● **Raw records**
------------------------------------------------------------

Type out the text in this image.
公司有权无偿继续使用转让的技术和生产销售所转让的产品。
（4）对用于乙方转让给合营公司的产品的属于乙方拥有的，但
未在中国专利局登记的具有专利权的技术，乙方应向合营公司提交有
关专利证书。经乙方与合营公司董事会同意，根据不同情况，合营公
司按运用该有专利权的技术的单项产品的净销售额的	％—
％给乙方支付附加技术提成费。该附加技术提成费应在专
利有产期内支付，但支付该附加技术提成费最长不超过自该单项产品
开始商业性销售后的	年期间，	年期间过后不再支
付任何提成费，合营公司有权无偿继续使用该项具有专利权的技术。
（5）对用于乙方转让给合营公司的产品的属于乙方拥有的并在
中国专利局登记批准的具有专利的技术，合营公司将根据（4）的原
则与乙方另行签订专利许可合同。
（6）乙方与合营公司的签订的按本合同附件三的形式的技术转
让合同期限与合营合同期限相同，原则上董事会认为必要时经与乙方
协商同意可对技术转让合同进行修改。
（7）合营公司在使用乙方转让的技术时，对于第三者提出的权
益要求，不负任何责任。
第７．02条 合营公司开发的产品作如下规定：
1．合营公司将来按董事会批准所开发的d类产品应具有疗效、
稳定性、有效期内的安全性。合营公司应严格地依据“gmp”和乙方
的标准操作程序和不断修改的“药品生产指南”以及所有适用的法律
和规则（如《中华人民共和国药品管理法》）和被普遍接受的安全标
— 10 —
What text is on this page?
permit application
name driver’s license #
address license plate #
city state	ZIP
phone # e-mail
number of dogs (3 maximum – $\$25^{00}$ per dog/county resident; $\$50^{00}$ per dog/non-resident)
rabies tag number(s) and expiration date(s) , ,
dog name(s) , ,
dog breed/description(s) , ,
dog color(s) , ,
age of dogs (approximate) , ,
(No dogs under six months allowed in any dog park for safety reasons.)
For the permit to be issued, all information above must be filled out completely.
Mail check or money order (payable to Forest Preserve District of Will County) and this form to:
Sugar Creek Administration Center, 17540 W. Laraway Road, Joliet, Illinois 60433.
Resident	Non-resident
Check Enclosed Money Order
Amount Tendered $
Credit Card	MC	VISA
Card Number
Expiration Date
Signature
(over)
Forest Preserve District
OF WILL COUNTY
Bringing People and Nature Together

------------------------------------------------------------

Copy every line exactly. Leave nothing out.

● **Solution to the exercise**
Type out the text in this image.
公司有权无偿继续使用转让的技术和生产销售所转让的产品。
（4）对用于乙方转让给合营公司的产品的属于乙方拥有的，但
未在中国专利局登记的具有专利权的技术，乙方应向合营公司提交有
关专利证书。经乙方与合营公司董事会同意，根据不同情况，合营公
司按运用该有专利权的技术的单项产品的净销售额的	％—
％给乙方支付附加技术提成费。该附加技术提成费应在专
利有产期内支付，但支付该附加技术提成费最长不超过自该单项产品
开始商业性销售后的	年期间，	年期间过后不再支
付任何提成费，合营公司有权无偿继续使用该项具有专利权的技术。
（5）对用于乙方转让给合营公司的产品的属于乙方拥有的并在
中国专利局登记批准的具有专利的技术，合营公司将根据（4）的原
则与乙方另行签订专利许可合同。
（6）乙方与合营公司的签订的按本合同附件三的形式的技术转
让合同期限与合营合同期限相同，原则上董事会认为必要时经与乙方
协商同意可对技术转让合同进行修改。
（7）合营公司在使用乙方转让的技术时，对于第三者提出的权
益要求，不负任何责任。
第７．02条 合营公司开发的产品作如下规定：
1．合营公司将来按董事会批准所开发的d类产品应具有疗效、
稳定性、有效期内的安全性。合营公司应严格地依据“gmp”和乙方
的标准操作程序和不断修改的“药品生产指南”以及所有适用的法律
和规则（如《中华人民共和国药品管理法》）和被普遍接受的安全标
— 10 —
What text is on this page?
permit application
name driver’s license #
address license plate #
city state	ZIP
phone # e-mail
number of dogs (3 maximum – $\$25^{00}$ per dog/county resident; $\$50^{00}$ per dog/non-resident)
rabies tag number(s) and expiration date(s) , ,
dog name(s) , ,
dog breed/description(s) , ,
dog color(s) , ,
age of dogs (approximate) , ,
(No dogs under six months allowed in any dog park for safety reasons.)
For the permit to be issued, all information above must be filled out completely.
Mail check or money order (payable to Forest Preserve District of Will County) and this form to:
Sugar Creek Administration Center, 17540 W. Laraway Road, Joliet, Illinois 60433.
Resident	Non-resident
Check Enclosed Money Order
Amount Tendered $
Credit Card	MC	VISA
Card Number
Expiration Date
Signature
(over)
Forest Preserve District
OF WILL COUNTY
Bringing People and Nature Together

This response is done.